> [Job] List the lines of this listing that hold the word "Bias".

---

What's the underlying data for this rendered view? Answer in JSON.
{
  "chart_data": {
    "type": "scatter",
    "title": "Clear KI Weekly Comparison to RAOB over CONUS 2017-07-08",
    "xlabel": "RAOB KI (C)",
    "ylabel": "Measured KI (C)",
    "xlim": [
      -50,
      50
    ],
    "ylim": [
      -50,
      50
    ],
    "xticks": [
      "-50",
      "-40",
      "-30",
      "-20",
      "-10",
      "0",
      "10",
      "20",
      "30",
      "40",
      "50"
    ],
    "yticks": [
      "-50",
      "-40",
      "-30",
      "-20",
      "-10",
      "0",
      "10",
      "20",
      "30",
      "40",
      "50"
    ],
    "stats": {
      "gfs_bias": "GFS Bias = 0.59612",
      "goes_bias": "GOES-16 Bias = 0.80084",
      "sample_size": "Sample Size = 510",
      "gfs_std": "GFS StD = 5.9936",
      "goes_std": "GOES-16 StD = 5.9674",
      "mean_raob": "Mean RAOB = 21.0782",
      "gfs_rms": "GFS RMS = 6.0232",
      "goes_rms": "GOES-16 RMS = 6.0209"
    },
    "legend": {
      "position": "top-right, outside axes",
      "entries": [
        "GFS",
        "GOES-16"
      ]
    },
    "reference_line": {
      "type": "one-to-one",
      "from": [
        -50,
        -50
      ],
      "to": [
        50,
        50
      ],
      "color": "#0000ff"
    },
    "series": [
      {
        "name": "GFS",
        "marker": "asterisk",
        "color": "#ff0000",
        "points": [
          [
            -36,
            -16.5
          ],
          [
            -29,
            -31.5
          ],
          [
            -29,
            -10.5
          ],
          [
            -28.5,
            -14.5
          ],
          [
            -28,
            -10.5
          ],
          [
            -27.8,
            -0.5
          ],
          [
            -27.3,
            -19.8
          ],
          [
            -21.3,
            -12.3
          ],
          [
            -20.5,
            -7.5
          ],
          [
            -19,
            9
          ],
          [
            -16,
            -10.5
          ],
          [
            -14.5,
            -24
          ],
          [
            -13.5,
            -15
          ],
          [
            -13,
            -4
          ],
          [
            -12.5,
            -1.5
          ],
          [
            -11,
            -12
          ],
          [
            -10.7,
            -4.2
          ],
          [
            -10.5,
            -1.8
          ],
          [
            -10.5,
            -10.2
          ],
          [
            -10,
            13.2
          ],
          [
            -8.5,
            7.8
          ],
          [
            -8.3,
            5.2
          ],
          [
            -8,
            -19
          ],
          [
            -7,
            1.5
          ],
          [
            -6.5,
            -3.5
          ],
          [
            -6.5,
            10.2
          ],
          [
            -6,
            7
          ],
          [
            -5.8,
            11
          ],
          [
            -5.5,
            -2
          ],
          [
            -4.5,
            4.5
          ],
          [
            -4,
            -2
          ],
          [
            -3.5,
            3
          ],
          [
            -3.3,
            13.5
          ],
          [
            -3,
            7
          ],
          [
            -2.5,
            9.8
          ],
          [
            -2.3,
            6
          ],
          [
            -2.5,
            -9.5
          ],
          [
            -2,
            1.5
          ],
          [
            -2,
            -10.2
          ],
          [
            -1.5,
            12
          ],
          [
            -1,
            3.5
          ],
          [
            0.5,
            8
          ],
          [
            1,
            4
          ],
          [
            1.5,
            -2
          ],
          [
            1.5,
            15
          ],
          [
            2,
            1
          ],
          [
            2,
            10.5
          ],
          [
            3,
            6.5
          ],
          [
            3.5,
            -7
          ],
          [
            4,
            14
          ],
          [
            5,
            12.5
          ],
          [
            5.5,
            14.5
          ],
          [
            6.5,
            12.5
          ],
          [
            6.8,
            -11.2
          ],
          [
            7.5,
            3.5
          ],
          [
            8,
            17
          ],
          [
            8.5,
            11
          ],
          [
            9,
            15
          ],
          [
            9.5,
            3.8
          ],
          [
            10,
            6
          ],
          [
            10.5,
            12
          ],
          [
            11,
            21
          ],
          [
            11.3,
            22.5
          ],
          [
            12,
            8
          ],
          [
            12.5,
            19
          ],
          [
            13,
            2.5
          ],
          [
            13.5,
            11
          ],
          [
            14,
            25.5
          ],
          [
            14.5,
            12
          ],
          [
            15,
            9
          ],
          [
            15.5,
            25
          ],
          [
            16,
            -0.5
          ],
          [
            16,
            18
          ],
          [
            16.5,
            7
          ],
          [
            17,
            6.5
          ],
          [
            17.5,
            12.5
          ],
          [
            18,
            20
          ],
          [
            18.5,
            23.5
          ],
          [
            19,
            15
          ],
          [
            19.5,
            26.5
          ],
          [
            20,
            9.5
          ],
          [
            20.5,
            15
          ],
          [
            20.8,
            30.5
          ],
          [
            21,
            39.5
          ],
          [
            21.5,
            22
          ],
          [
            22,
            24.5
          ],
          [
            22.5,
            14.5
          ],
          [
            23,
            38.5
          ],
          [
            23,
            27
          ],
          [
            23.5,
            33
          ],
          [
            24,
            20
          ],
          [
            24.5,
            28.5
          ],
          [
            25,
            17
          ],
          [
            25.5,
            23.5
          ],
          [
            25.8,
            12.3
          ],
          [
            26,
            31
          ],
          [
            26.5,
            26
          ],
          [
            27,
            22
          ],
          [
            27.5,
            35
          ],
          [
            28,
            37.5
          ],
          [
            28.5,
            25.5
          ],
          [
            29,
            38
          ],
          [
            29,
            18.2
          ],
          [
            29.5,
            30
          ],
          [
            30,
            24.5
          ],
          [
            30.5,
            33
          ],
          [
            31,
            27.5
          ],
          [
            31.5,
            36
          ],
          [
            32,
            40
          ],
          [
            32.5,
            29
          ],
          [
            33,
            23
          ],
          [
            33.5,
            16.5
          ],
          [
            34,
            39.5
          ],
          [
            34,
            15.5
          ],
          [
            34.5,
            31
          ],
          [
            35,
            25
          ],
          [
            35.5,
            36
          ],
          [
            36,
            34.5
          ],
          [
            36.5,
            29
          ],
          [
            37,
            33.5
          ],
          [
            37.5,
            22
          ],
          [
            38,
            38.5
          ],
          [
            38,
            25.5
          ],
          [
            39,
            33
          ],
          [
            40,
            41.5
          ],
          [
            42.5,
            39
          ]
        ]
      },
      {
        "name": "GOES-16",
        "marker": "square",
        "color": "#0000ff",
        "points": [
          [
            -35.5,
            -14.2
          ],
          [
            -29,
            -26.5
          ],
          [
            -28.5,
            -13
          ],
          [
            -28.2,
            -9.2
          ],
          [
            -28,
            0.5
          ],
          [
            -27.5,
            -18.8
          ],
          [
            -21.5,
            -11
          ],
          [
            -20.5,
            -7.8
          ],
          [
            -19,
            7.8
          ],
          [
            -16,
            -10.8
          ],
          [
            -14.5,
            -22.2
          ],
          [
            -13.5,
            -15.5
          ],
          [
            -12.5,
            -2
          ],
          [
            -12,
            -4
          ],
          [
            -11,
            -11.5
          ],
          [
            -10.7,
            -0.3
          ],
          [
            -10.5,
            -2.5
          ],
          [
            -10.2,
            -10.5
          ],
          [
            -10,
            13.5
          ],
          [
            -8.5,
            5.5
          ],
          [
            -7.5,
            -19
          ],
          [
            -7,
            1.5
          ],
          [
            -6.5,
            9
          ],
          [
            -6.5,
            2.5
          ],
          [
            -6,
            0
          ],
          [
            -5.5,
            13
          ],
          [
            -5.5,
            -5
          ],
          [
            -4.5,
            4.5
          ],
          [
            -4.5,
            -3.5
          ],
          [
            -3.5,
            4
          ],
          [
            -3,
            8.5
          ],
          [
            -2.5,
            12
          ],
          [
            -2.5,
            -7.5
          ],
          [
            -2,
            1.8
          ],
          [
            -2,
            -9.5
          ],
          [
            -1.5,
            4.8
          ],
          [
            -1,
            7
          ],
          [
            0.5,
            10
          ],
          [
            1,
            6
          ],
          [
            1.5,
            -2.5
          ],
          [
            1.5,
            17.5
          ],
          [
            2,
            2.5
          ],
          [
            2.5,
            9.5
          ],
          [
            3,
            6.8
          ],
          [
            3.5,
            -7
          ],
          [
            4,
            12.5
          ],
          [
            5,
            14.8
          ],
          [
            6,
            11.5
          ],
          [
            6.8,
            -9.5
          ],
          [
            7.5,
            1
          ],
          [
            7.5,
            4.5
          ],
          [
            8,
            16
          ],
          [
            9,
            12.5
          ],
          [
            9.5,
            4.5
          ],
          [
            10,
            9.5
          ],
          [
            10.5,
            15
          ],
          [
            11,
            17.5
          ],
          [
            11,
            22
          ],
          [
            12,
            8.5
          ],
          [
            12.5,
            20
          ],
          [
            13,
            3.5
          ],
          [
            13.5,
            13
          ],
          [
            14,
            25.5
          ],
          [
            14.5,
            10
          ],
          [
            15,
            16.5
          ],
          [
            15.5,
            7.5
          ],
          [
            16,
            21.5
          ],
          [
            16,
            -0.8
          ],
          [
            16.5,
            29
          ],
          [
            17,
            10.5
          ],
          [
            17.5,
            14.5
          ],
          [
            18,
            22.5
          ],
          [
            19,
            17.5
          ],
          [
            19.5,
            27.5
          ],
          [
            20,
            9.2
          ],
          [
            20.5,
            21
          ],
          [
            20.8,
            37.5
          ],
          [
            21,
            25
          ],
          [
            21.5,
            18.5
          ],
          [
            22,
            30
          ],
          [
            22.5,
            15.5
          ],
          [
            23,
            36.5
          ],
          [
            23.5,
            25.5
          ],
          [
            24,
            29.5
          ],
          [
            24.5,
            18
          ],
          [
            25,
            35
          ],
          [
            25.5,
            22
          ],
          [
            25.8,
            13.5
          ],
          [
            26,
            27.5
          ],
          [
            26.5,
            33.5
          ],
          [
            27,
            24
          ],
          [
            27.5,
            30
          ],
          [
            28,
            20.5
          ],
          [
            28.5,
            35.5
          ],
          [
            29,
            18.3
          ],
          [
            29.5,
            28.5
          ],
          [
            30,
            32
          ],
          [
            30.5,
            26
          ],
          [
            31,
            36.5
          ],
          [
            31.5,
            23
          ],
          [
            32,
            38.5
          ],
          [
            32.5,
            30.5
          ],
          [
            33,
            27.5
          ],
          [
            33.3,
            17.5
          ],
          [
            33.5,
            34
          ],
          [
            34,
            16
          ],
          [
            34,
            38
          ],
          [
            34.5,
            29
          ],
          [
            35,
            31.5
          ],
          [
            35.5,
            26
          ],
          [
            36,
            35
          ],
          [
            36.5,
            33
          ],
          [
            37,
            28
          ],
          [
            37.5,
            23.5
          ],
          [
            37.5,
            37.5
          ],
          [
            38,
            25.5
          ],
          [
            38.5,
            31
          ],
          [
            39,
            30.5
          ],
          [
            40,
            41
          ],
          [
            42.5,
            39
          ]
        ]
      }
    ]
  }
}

---

> [Response to the task]
      "gfs_bias": "GFS Bias = 0.59612",
      "goes_bias": "GOES-16 Bias = 0.80084",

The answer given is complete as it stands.